— start of DATA SHOWN —
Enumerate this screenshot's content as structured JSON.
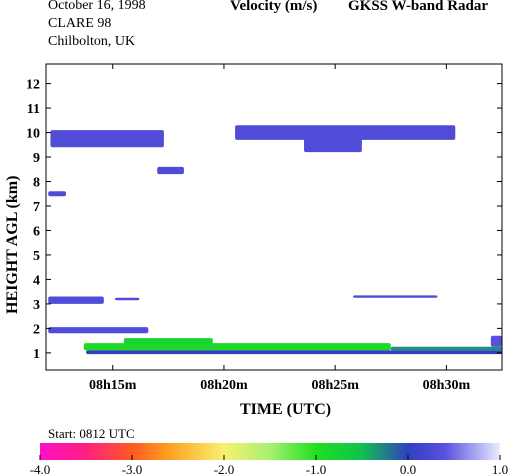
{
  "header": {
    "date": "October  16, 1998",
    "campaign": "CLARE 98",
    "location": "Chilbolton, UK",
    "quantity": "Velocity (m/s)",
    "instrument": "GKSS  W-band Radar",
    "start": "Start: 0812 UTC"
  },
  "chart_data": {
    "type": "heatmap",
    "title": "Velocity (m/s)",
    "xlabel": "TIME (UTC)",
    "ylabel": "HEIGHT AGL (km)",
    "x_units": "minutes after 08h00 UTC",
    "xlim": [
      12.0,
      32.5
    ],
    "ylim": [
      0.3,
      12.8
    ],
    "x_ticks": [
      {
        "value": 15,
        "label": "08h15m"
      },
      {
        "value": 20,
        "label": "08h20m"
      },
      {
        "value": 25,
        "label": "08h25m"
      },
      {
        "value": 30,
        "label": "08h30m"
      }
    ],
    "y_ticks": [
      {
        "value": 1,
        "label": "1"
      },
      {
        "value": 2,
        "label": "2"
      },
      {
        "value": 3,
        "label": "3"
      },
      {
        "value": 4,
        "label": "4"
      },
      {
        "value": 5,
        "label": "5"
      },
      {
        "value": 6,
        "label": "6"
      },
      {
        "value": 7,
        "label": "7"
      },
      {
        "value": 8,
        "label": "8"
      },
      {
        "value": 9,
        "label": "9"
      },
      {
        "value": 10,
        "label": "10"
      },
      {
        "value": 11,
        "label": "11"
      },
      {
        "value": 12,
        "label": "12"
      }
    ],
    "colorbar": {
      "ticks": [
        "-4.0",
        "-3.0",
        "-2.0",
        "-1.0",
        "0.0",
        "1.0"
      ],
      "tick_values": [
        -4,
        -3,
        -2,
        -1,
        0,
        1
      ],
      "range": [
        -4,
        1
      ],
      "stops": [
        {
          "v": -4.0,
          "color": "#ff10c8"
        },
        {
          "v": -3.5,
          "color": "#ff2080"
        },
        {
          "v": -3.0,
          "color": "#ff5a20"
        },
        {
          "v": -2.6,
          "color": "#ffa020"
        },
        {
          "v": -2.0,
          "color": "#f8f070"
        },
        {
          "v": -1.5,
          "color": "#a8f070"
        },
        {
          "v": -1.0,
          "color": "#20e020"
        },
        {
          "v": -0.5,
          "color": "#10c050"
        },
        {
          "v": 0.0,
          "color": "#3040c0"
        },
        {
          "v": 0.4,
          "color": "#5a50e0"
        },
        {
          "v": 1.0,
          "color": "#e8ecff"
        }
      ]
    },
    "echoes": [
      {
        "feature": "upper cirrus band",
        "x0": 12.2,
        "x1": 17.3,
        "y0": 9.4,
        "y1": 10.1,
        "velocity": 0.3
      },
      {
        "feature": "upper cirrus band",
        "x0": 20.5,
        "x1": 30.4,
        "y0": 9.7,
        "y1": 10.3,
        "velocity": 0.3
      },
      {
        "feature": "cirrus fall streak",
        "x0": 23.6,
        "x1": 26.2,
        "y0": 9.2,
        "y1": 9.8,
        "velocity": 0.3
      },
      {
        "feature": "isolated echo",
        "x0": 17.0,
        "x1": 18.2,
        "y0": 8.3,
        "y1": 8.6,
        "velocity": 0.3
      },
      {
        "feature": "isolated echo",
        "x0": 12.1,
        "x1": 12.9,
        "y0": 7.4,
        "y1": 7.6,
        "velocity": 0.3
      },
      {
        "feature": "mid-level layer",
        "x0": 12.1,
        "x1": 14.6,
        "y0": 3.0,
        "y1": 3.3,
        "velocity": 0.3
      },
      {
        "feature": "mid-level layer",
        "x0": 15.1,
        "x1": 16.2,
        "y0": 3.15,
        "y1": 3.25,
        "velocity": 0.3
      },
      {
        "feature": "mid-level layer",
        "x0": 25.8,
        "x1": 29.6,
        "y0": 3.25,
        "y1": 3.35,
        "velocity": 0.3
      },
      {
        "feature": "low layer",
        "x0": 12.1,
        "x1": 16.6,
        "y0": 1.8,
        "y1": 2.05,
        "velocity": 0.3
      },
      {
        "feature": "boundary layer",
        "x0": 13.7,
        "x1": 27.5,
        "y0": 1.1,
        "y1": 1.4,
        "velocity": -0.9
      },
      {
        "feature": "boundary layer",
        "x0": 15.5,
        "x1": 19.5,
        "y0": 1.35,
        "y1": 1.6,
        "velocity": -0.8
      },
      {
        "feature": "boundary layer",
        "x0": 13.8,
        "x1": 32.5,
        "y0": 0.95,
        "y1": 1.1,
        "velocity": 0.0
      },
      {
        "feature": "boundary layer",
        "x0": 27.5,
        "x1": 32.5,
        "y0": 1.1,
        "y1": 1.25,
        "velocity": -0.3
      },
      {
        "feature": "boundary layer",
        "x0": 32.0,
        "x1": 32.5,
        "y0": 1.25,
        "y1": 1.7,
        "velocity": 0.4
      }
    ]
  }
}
— end of DATA SHOWN —
INSTRUCTIONS TO FOLLOW:
Every entry must be reproduced exactly, with the images left out.

ANSWER TO THE PROBLEM:
Enumerate this screenshot's content as structured JSON.
{
  "header": {
    "date": "October  16, 1998",
    "campaign": "CLARE 98",
    "location": "Chilbolton, UK",
    "quantity": "Velocity (m/s)",
    "instrument": "GKSS  W-band Radar",
    "start": "Start: 0812 UTC"
  },
  "chart_data": {
    "type": "heatmap",
    "title": "Velocity (m/s)",
    "xlabel": "TIME (UTC)",
    "ylabel": "HEIGHT AGL (km)",
    "x_units": "minutes after 08h00 UTC",
    "xlim": [
      12.0,
      32.5
    ],
    "ylim": [
      0.3,
      12.8
    ],
    "x_ticks": [
      {
        "value": 15,
        "label": "08h15m"
      },
      {
        "value": 20,
        "label": "08h20m"
      },
      {
        "value": 25,
        "label": "08h25m"
      },
      {
        "value": 30,
        "label": "08h30m"
      }
    ],
    "y_ticks": [
      {
        "value": 1,
        "label": "1"
      },
      {
        "value": 2,
        "label": "2"
      },
      {
        "value": 3,
        "label": "3"
      },
      {
        "value": 4,
        "label": "4"
      },
      {
        "value": 5,
        "label": "5"
      },
      {
        "value": 6,
        "label": "6"
      },
      {
        "value": 7,
        "label": "7"
      },
      {
        "value": 8,
        "label": "8"
      },
      {
        "value": 9,
        "label": "9"
      },
      {
        "value": 10,
        "label": "10"
      },
      {
        "value": 11,
        "label": "11"
      },
      {
        "value": 12,
        "label": "12"
      }
    ],
    "colorbar": {
      "ticks": [
        "-4.0",
        "-3.0",
        "-2.0",
        "-1.0",
        "0.0",
        "1.0"
      ],
      "tick_values": [
        -4,
        -3,
        -2,
        -1,
        0,
        1
      ],
      "range": [
        -4,
        1
      ],
      "stops": [
        {
          "v": -4.0,
          "color": "#ff10c8"
        },
        {
          "v": -3.5,
          "color": "#ff2080"
        },
        {
          "v": -3.0,
          "color": "#ff5a20"
        },
        {
          "v": -2.6,
          "color": "#ffa020"
        },
        {
          "v": -2.0,
          "color": "#f8f070"
        },
        {
          "v": -1.5,
          "color": "#a8f070"
        },
        {
          "v": -1.0,
          "color": "#20e020"
        },
        {
          "v": -0.5,
          "color": "#10c050"
        },
        {
          "v": 0.0,
          "color": "#3040c0"
        },
        {
          "v": 0.4,
          "color": "#5a50e0"
        },
        {
          "v": 1.0,
          "color": "#e8ecff"
        }
      ]
    },
    "echoes": [
      {
        "feature": "upper cirrus band",
        "x0": 12.2,
        "x1": 17.3,
        "y0": 9.4,
        "y1": 10.1,
        "velocity": 0.3
      },
      {
        "feature": "upper cirrus band",
        "x0": 20.5,
        "x1": 30.4,
        "y0": 9.7,
        "y1": 10.3,
        "velocity": 0.3
      },
      {
        "feature": "cirrus fall streak",
        "x0": 23.6,
        "x1": 26.2,
        "y0": 9.2,
        "y1": 9.8,
        "velocity": 0.3
      },
      {
        "feature": "isolated echo",
        "x0": 17.0,
        "x1": 18.2,
        "y0": 8.3,
        "y1": 8.6,
        "velocity": 0.3
      },
      {
        "feature": "isolated echo",
        "x0": 12.1,
        "x1": 12.9,
        "y0": 7.4,
        "y1": 7.6,
        "velocity": 0.3
      },
      {
        "feature": "mid-level layer",
        "x0": 12.1,
        "x1": 14.6,
        "y0": 3.0,
        "y1": 3.3,
        "velocity": 0.3
      },
      {
        "feature": "mid-level layer",
        "x0": 15.1,
        "x1": 16.2,
        "y0": 3.15,
        "y1": 3.25,
        "velocity": 0.3
      },
      {
        "feature": "mid-level layer",
        "x0": 25.8,
        "x1": 29.6,
        "y0": 3.25,
        "y1": 3.35,
        "velocity": 0.3
      },
      {
        "feature": "low layer",
        "x0": 12.1,
        "x1": 16.6,
        "y0": 1.8,
        "y1": 2.05,
        "velocity": 0.3
      },
      {
        "feature": "boundary layer",
        "x0": 13.7,
        "x1": 27.5,
        "y0": 1.1,
        "y1": 1.4,
        "velocity": -0.9
      },
      {
        "feature": "boundary layer",
        "x0": 15.5,
        "x1": 19.5,
        "y0": 1.35,
        "y1": 1.6,
        "velocity": -0.8
      },
      {
        "feature": "boundary layer",
        "x0": 13.8,
        "x1": 32.5,
        "y0": 0.95,
        "y1": 1.1,
        "velocity": 0.0
      },
      {
        "feature": "boundary layer",
        "x0": 27.5,
        "x1": 32.5,
        "y0": 1.1,
        "y1": 1.25,
        "velocity": -0.3
      },
      {
        "feature": "boundary layer",
        "x0": 32.0,
        "x1": 32.5,
        "y0": 1.25,
        "y1": 1.7,
        "velocity": 0.4
      }
    ]
  }
}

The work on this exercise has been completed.